■ Records to process ■
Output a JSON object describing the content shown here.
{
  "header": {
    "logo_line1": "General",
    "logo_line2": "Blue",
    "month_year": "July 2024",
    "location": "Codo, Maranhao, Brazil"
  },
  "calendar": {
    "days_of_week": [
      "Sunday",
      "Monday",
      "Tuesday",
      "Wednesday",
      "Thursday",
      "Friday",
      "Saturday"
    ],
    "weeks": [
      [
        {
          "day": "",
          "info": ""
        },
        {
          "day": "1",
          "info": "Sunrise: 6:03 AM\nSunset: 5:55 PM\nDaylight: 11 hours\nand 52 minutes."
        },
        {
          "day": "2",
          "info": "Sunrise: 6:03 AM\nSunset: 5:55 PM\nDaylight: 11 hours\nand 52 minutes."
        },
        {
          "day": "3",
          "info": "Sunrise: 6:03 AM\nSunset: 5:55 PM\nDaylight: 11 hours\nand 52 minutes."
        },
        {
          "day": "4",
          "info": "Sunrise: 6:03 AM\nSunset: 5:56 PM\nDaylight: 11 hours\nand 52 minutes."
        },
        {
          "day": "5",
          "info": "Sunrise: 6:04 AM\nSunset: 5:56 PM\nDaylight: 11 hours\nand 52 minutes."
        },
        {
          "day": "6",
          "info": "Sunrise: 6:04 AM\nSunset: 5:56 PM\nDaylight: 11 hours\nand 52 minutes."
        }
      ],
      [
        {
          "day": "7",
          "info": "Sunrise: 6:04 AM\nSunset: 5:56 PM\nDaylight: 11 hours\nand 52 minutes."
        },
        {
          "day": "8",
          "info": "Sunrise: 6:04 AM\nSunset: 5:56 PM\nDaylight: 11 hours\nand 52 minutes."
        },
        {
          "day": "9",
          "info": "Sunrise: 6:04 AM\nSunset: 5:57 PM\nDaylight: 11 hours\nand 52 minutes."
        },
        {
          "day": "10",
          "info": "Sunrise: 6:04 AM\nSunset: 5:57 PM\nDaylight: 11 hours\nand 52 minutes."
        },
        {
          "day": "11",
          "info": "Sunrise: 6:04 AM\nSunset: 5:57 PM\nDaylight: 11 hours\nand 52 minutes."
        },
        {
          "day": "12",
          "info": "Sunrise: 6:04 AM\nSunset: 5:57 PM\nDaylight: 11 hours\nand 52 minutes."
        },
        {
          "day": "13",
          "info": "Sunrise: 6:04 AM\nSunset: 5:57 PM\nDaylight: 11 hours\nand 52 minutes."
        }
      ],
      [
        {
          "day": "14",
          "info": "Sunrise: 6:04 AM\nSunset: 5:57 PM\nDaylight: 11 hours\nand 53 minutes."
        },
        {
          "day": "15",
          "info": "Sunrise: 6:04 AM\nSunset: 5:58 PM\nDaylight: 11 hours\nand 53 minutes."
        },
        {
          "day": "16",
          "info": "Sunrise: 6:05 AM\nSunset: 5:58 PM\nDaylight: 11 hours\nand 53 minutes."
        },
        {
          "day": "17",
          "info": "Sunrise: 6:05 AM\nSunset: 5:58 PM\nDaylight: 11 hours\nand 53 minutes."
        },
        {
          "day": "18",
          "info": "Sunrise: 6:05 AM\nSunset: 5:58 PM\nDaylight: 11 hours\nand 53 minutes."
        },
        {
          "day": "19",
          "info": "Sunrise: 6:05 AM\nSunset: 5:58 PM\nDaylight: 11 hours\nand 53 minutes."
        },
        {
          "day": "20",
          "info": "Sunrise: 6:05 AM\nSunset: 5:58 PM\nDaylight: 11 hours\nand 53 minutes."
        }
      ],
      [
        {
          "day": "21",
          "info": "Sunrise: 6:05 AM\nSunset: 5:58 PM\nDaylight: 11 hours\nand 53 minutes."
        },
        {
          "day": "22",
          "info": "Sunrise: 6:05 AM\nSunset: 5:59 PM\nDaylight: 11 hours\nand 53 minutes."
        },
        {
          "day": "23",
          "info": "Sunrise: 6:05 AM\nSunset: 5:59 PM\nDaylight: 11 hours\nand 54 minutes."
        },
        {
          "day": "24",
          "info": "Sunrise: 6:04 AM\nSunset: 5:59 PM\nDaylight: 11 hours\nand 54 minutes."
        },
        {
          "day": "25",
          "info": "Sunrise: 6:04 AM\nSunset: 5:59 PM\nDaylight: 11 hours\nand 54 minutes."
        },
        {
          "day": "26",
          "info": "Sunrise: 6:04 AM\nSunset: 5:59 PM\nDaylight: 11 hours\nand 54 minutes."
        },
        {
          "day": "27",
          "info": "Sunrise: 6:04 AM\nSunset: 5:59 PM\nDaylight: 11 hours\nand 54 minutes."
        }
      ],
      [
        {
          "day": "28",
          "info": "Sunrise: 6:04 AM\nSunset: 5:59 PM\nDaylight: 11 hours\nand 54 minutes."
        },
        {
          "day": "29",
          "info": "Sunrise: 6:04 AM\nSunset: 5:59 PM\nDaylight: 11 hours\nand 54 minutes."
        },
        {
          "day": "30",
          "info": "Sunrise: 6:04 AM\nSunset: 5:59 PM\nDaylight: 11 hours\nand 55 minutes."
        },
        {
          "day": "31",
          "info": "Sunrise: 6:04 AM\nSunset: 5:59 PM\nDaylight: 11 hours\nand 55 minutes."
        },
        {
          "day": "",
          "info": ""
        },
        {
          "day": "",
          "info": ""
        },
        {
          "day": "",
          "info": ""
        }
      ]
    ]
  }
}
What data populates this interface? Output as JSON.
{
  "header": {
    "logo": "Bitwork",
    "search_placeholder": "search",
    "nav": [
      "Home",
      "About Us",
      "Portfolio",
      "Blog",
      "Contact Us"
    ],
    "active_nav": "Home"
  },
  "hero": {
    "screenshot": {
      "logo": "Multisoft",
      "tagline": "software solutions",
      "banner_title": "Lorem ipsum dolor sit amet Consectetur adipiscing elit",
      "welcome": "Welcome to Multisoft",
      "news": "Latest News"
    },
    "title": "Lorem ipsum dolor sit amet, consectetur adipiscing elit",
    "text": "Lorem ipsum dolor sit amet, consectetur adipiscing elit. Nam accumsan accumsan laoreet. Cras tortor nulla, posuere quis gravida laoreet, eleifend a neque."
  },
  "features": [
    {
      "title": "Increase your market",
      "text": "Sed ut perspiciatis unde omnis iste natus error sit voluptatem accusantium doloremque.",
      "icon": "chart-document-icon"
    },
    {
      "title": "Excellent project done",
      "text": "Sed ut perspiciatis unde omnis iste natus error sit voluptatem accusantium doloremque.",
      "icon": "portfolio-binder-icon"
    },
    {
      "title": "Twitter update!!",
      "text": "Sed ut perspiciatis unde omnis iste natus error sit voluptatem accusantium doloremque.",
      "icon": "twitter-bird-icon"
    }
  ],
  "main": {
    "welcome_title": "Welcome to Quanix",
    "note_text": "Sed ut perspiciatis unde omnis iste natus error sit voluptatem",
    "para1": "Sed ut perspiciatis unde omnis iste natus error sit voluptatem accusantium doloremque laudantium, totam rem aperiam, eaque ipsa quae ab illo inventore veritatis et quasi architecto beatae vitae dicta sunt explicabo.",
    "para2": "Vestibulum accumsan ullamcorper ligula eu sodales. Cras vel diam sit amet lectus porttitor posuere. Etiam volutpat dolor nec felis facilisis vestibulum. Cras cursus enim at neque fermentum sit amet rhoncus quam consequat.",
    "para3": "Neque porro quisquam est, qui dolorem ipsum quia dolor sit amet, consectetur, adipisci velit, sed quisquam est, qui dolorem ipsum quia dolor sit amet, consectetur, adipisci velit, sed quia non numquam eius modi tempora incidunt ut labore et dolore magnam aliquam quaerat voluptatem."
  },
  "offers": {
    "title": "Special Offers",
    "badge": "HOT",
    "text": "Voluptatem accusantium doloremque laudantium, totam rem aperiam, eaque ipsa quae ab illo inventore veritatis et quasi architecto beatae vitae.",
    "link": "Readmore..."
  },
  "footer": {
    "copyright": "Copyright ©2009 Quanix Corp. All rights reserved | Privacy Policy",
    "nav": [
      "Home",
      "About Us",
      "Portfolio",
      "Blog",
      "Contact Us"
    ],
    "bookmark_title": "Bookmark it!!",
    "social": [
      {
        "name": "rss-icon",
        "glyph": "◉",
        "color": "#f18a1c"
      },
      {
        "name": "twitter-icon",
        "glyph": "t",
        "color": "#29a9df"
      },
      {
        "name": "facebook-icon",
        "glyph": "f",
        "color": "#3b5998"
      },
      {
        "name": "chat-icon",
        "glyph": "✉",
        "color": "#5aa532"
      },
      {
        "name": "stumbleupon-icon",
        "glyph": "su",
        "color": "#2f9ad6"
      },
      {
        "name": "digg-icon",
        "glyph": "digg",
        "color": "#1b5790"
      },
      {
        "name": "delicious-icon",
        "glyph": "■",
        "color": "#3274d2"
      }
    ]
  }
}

■ Instruction ■
State how many lines of the listing include the word "glyph". Reply with the number alone.

■ Result of this task ■
7